Data items:
<<<<

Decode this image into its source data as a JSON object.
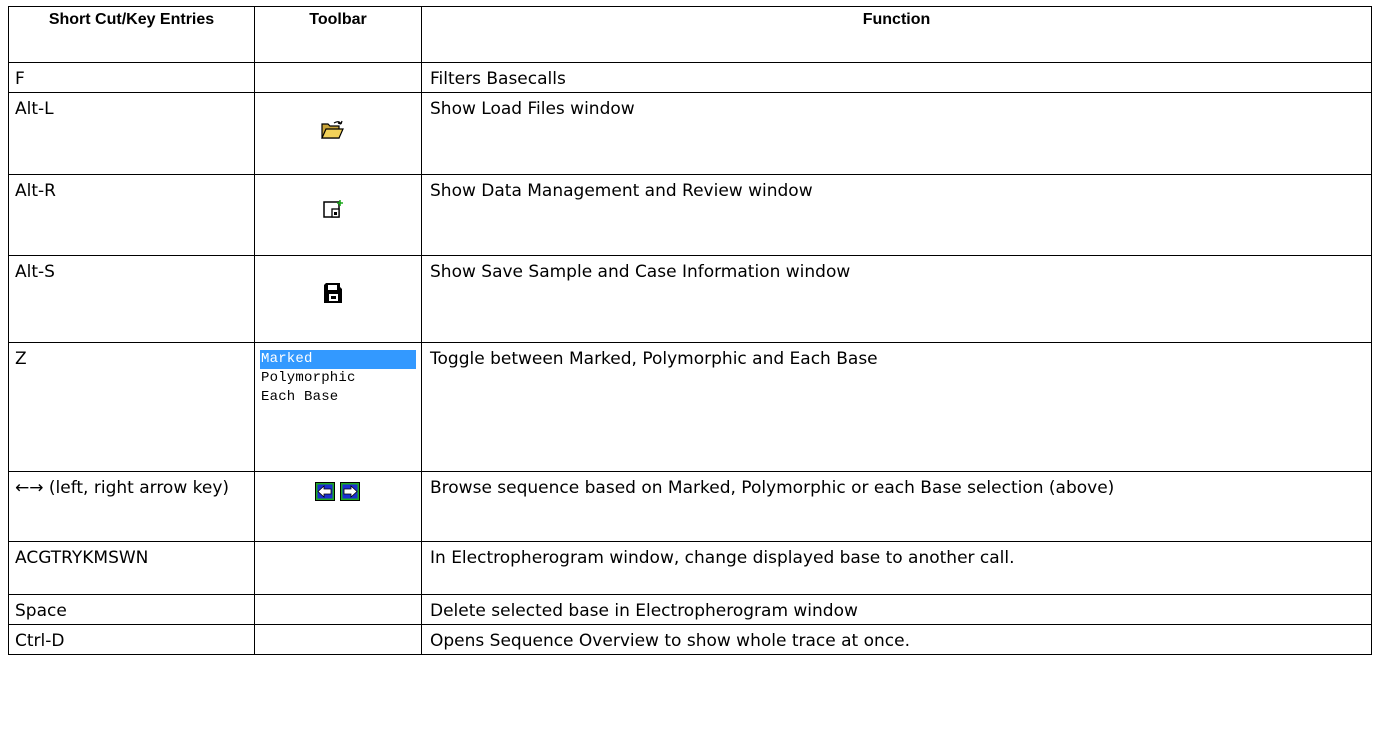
{
  "headers": {
    "key": "Short Cut/Key Entries",
    "toolbar": "Toolbar",
    "function": "Function"
  },
  "rows": [
    {
      "key": "F",
      "function": "Filters Basecalls",
      "icon": ""
    },
    {
      "key": "Alt-L",
      "function": "Show Load Files window",
      "icon": "open-folder-icon"
    },
    {
      "key": "Alt-R",
      "function": "Show Data Management and Review window",
      "icon": "data-review-icon"
    },
    {
      "key": "Alt-S",
      "function": "Show Save Sample and Case Information window",
      "icon": "save-disk-icon"
    },
    {
      "key": "Z",
      "function": "Toggle between Marked, Polymorphic and Each Base",
      "icon": "mode-list",
      "modes": [
        "Marked",
        "Polymorphic",
        "Each Base"
      ],
      "selected_mode": "Marked"
    },
    {
      "key": "←→ (left, right arrow key)",
      "function": "Browse sequence based on Marked, Polymorphic or each Base selection (above)",
      "icon": "left-right-arrow-icons"
    },
    {
      "key": "ACGTRYKMSWN",
      "function": "In Electropherogram window, change displayed base to another call.",
      "icon": ""
    },
    {
      "key": "Space",
      "function": "Delete selected base in Electropherogram window",
      "icon": ""
    },
    {
      "key": "Ctrl-D",
      "function": "Opens Sequence Overview to show whole trace at once.",
      "icon": ""
    }
  ],
  "colors": {
    "selection": "#3399ff",
    "arrow_green": "#1fa81f",
    "arrow_blue": "#1a2fd0",
    "folder_yellow": "#f2d25a"
  }
}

>>>>

Output all the records, word for word, with no pictures in the copy.

### Written response
Decode this image into its source data as a JSON object.
{
  "headers": {
    "key": "Short Cut/Key Entries",
    "toolbar": "Toolbar",
    "function": "Function"
  },
  "rows": [
    {
      "key": "F",
      "function": "Filters Basecalls",
      "icon": ""
    },
    {
      "key": "Alt-L",
      "function": "Show Load Files window",
      "icon": "open-folder-icon"
    },
    {
      "key": "Alt-R",
      "function": "Show Data Management and Review window",
      "icon": "data-review-icon"
    },
    {
      "key": "Alt-S",
      "function": "Show Save Sample and Case Information window",
      "icon": "save-disk-icon"
    },
    {
      "key": "Z",
      "function": "Toggle between Marked, Polymorphic and Each Base",
      "icon": "mode-list",
      "modes": [
        "Marked",
        "Polymorphic",
        "Each Base"
      ],
      "selected_mode": "Marked"
    },
    {
      "key": "←→ (left, right arrow key)",
      "function": "Browse sequence based on Marked, Polymorphic or each Base selection (above)",
      "icon": "left-right-arrow-icons"
    },
    {
      "key": "ACGTRYKMSWN",
      "function": "In Electropherogram window, change displayed base to another call.",
      "icon": ""
    },
    {
      "key": "Space",
      "function": "Delete selected base in Electropherogram window",
      "icon": ""
    },
    {
      "key": "Ctrl-D",
      "function": "Opens Sequence Overview to show whole trace at once.",
      "icon": ""
    }
  ],
  "colors": {
    "selection": "#3399ff",
    "arrow_green": "#1fa81f",
    "arrow_blue": "#1a2fd0",
    "folder_yellow": "#f2d25a"
  }
}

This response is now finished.